### TASK DATA

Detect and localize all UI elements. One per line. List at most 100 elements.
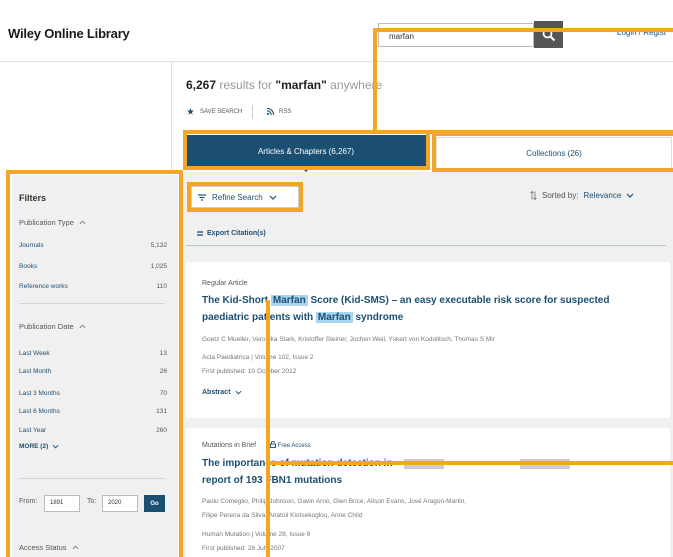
chevron-up-icon <box>72 545 78 550</box>
filter-item-label: Reference works <box>19 283 68 290</box>
filter-item-journals[interactable]: Journals 5,132 <box>19 242 167 249</box>
filter-item-count: 131 <box>156 408 167 415</box>
search-term-highlight: Marfan <box>270 295 308 306</box>
article-type: Regular Article <box>202 280 248 287</box>
search-icon <box>542 28 555 41</box>
filter-item-label: Books <box>19 263 38 270</box>
refine-search-button[interactable]: Refine Search <box>191 186 299 208</box>
free-access-badge: Free Access <box>270 440 311 449</box>
filter-item-count: 5,132 <box>150 242 167 249</box>
site-logo[interactable]: Wiley Online Library <box>8 26 130 41</box>
chevron-up-icon <box>79 324 86 329</box>
search-term-highlight <box>404 459 444 469</box>
chevron-down-icon <box>269 195 277 200</box>
publication-date-toggle[interactable]: Publication Date <box>19 322 86 331</box>
filter-heading: Publication Type <box>19 218 74 227</box>
export-citations-link[interactable]: Export Citation(s) <box>197 230 266 237</box>
filter-item-count: 70 <box>159 390 167 397</box>
tab-collections[interactable]: Collections (26) <box>436 137 672 169</box>
divider <box>19 303 165 304</box>
access-status-toggle[interactable]: Access Status <box>19 543 79 552</box>
article-type: Mutations in Brief Free Access <box>202 440 311 449</box>
filter-heading: Access Status <box>19 543 67 552</box>
results-count: 6,267 results for "marfan" anywhere <box>186 78 382 92</box>
tab-articles-chapters[interactable]: Articles & Chapters (6,267) <box>186 135 426 167</box>
filter-item-count: 260 <box>156 427 167 434</box>
login-link[interactable]: Login / Regist <box>617 28 666 37</box>
results-query: "marfan" <box>275 78 327 92</box>
filter-item-label: Journals <box>19 242 44 249</box>
divider <box>19 478 165 479</box>
article-title-link[interactable]: The Kid-Short Marfan Score (Kid-SMS) – a… <box>202 292 642 326</box>
filter-item-count: 1,025 <box>150 263 167 270</box>
filter-item-last-week[interactable]: Last Week 13 <box>19 350 167 357</box>
title-text: syndrome <box>352 312 404 323</box>
chevron-up-icon <box>79 220 86 225</box>
sort-icon <box>530 191 537 200</box>
rss-label: RSS <box>279 108 292 115</box>
sort-prefix: Sorted by: <box>542 191 579 200</box>
filter-item-reference-works[interactable]: Reference works 110 <box>19 283 167 290</box>
save-search-link[interactable]: SAVE SEARCH <box>187 108 242 115</box>
publication-type-toggle[interactable]: Publication Type <box>19 218 86 227</box>
site-header: Wiley Online Library marfan Login / Regi… <box>0 0 673 62</box>
year-to-label: To: <box>87 498 97 505</box>
filter-item-label: Last Week <box>19 350 50 357</box>
search-term-highlight: Marfan <box>315 312 353 323</box>
rss-icon <box>267 108 274 115</box>
more-dates-button[interactable]: MORE (2) <box>19 443 59 450</box>
filter-heading: Publication Date <box>19 322 74 331</box>
abstract-label: Abstract <box>202 389 231 396</box>
divider <box>252 105 253 119</box>
search-term-highlight <box>520 459 570 469</box>
title-text: Score (Kid-SMS) – an easy executable ris… <box>307 295 610 306</box>
search-input[interactable]: marfan <box>378 23 534 47</box>
sort-value: Relevance <box>583 191 622 200</box>
year-go-button[interactable]: Go <box>144 495 165 512</box>
save-search-label: SAVE SEARCH <box>200 108 243 115</box>
filter-icon <box>198 193 206 201</box>
divider <box>186 245 666 246</box>
year-from-input[interactable]: 1891 <box>44 495 80 512</box>
article-type-label: Mutations in Brief <box>202 442 257 449</box>
title-text: The Kid-Short <box>202 295 271 306</box>
article-journal[interactable]: Human Mutation | Volume 28, Issue 9 <box>202 531 310 538</box>
search-button[interactable] <box>534 21 563 48</box>
left-column-spacer <box>0 62 172 172</box>
article-published-date: First published: 26 July 2007 <box>202 545 285 552</box>
abstract-toggle[interactable]: Abstract <box>202 389 242 396</box>
export-icon <box>197 231 203 236</box>
article-authors: Paolo Comeglio, Philip Johnson, Gavin Ar… <box>202 498 467 505</box>
filter-item-books[interactable]: Books 1,025 <box>19 263 167 270</box>
filter-item-label: Last 3 Months <box>19 390 60 397</box>
article-title-link[interactable]: The importance of mutation detection in <box>202 455 492 472</box>
refine-search-label: Refine Search <box>212 192 263 202</box>
chevron-down-icon <box>235 390 242 395</box>
article-authors: Goetz C Mueller, Veronika Stark, Kristof… <box>202 336 495 343</box>
rss-link[interactable]: RSS <box>267 108 291 115</box>
more-label: MORE (2) <box>19 443 49 450</box>
filter-item-last-month[interactable]: Last Month 26 <box>19 368 167 375</box>
chevron-down-icon <box>52 444 59 449</box>
free-access-label: Free Access <box>277 443 311 449</box>
filter-item-label: Last Month <box>19 368 52 375</box>
star-icon <box>187 108 194 115</box>
filter-item-label: Last Year <box>19 427 47 434</box>
sort-control[interactable]: Sorted by: Relevance <box>530 191 634 200</box>
filter-item-last-year[interactable]: Last Year 260 <box>19 427 167 434</box>
year-from-label: From: <box>19 498 38 505</box>
filter-item-count: 110 <box>156 283 167 290</box>
filter-item-last-3-months[interactable]: Last 3 Months 70 <box>19 390 167 397</box>
article-title-link[interactable]: report of 193 FBN1 mutations <box>202 472 492 489</box>
article-journal[interactable]: Acta Paediatrica | Volume 102, Issue 2 <box>202 354 314 361</box>
filters-title: Filters <box>19 193 47 203</box>
article-authors: Filipe Pereira da Silva, Anatoli Kiotsek… <box>202 512 363 519</box>
filter-item-last-6-months[interactable]: Last 6 Months 131 <box>19 408 167 415</box>
year-to-input[interactable]: 2020 <box>102 495 138 512</box>
results-text: results for <box>219 78 273 92</box>
results-number: 6,267 <box>186 78 217 92</box>
filter-item-count: 26 <box>159 368 167 375</box>
unlock-icon <box>270 440 276 448</box>
filter-item-count: 13 <box>159 350 167 357</box>
results-scope: anywhere <box>330 78 383 92</box>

### WHAT IS REQUIRED
Can you write out every item above word for word, leaving out the pictures?

### WRITTEN SOLUTION
Detect and localize all UI elements. One per line. List at most 100 elements.
chevron-up-icon <box>72 545 78 550</box>
filter-item-label: Reference works <box>19 283 68 290</box>
filter-item-journals[interactable]: Journals 5,132 <box>19 242 167 249</box>
filter-item-count: 131 <box>156 408 167 415</box>
search-term-highlight: Marfan <box>270 295 308 306</box>
article-type: Regular Article <box>202 280 248 287</box>
search-icon <box>542 28 555 41</box>
filter-item-label: Books <box>19 263 38 270</box>
refine-search-button[interactable]: Refine Search <box>191 186 299 208</box>
free-access-badge: Free Access <box>270 440 311 449</box>
filter-item-count: 5,132 <box>150 242 167 249</box>
site-logo[interactable]: Wiley Online Library <box>8 26 130 41</box>
chevron-up-icon <box>79 324 86 329</box>
search-term-highlight <box>404 459 444 469</box>
chevron-down-icon <box>269 195 277 200</box>
publication-date-toggle[interactable]: Publication Date <box>19 322 86 331</box>
filter-heading: Publication Type <box>19 218 74 227</box>
export-citations-link[interactable]: Export Citation(s) <box>197 230 266 237</box>
filter-item-count: 70 <box>159 390 167 397</box>
tab-collections[interactable]: Collections (26) <box>436 137 672 169</box>
divider <box>19 303 165 304</box>
access-status-toggle[interactable]: Access Status <box>19 543 79 552</box>
article-type: Mutations in Brief Free Access <box>202 440 311 449</box>
filter-heading: Access Status <box>19 543 67 552</box>
results-count: 6,267 results for "marfan" anywhere <box>186 78 382 92</box>
tab-articles-chapters[interactable]: Articles & Chapters (6,267) <box>186 135 426 167</box>
filter-item-count: 260 <box>156 427 167 434</box>
login-link[interactable]: Login / Regist <box>617 28 666 37</box>
results-query: "marfan" <box>275 78 327 92</box>
filter-item-label: Journals <box>19 242 44 249</box>
divider <box>19 478 165 479</box>
article-title-link[interactable]: The Kid-Short Marfan Score (Kid-SMS) – a… <box>202 292 642 326</box>
filter-item-count: 1,025 <box>150 263 167 270</box>
filter-item-last-week[interactable]: Last Week 13 <box>19 350 167 357</box>
title-text: syndrome <box>352 312 404 323</box>
chevron-up-icon <box>79 220 86 225</box>
sort-icon <box>530 191 537 200</box>
rss-label: RSS <box>279 108 292 115</box>
sort-prefix: Sorted by: <box>542 191 579 200</box>
filter-item-reference-works[interactable]: Reference works 110 <box>19 283 167 290</box>
save-search-link[interactable]: SAVE SEARCH <box>187 108 242 115</box>
publication-type-toggle[interactable]: Publication Type <box>19 218 86 227</box>
site-header: Wiley Online Library marfan Login / Regi… <box>0 0 673 62</box>
year-to-label: To: <box>87 498 97 505</box>
filter-item-label: Last Week <box>19 350 50 357</box>
search-term-highlight: Marfan <box>315 312 353 323</box>
rss-icon <box>267 108 274 115</box>
more-dates-button[interactable]: MORE (2) <box>19 443 59 450</box>
filter-heading: Publication Date <box>19 322 74 331</box>
abstract-label: Abstract <box>202 389 231 396</box>
divider <box>252 105 253 119</box>
search-term-highlight <box>520 459 570 469</box>
title-text: Score (Kid-SMS) – an easy executable ris… <box>307 295 610 306</box>
search-input[interactable]: marfan <box>378 23 534 47</box>
sort-value: Relevance <box>583 191 622 200</box>
year-go-button[interactable]: Go <box>144 495 165 512</box>
save-search-label: SAVE SEARCH <box>200 108 243 115</box>
filter-icon <box>198 193 206 201</box>
divider <box>186 245 666 246</box>
year-from-input[interactable]: 1891 <box>44 495 80 512</box>
article-type-label: Mutations in Brief <box>202 442 257 449</box>
title-text: The Kid-Short <box>202 295 271 306</box>
article-journal[interactable]: Human Mutation | Volume 28, Issue 9 <box>202 531 310 538</box>
search-button[interactable] <box>534 21 563 48</box>
left-column-spacer <box>0 62 172 172</box>
article-published-date: First published: 26 July 2007 <box>202 545 285 552</box>
abstract-toggle[interactable]: Abstract <box>202 389 242 396</box>
export-icon <box>197 231 203 236</box>
article-authors: Paolo Comeglio, Philip Johnson, Gavin Ar… <box>202 498 467 505</box>
filter-item-books[interactable]: Books 1,025 <box>19 263 167 270</box>
filter-item-label: Last 3 Months <box>19 390 60 397</box>
article-title-link[interactable]: The importance of mutation detection in <box>202 455 492 472</box>
refine-search-label: Refine Search <box>212 192 263 202</box>
chevron-down-icon <box>235 390 242 395</box>
article-authors: Goetz C Mueller, Veronika Stark, Kristof… <box>202 336 495 343</box>
rss-link[interactable]: RSS <box>267 108 291 115</box>
more-label: MORE (2) <box>19 443 49 450</box>
filter-item-last-month[interactable]: Last Month 26 <box>19 368 167 375</box>
chevron-down-icon <box>52 444 59 449</box>
free-access-label: Free Access <box>277 443 311 449</box>
filter-item-label: Last Month <box>19 368 52 375</box>
star-icon <box>187 108 194 115</box>
filter-item-label: Last Year <box>19 427 47 434</box>
sort-control[interactable]: Sorted by: Relevance <box>530 191 634 200</box>
filter-item-last-year[interactable]: Last Year 260 <box>19 427 167 434</box>
year-from-label: From: <box>19 498 38 505</box>
filter-item-count: 110 <box>156 283 167 290</box>
filter-item-last-3-months[interactable]: Last 3 Months 70 <box>19 390 167 397</box>
article-title-link[interactable]: report of 193 FBN1 mutations <box>202 472 492 489</box>
article-journal[interactable]: Acta Paediatrica | Volume 102, Issue 2 <box>202 354 314 361</box>
filters-title: Filters <box>19 193 47 203</box>
article-authors: Filipe Pereira da Silva, Anatoli Kiotsek… <box>202 512 363 519</box>
filter-item-last-6-months[interactable]: Last 6 Months 131 <box>19 408 167 415</box>
year-to-input[interactable]: 2020 <box>102 495 138 512</box>
results-text: results for <box>219 78 273 92</box>
results-number: 6,267 <box>186 78 217 92</box>
filter-item-count: 26 <box>159 368 167 375</box>
unlock-icon <box>270 440 276 448</box>
filter-item-count: 13 <box>159 350 167 357</box>
results-scope: anywhere <box>330 78 383 92</box>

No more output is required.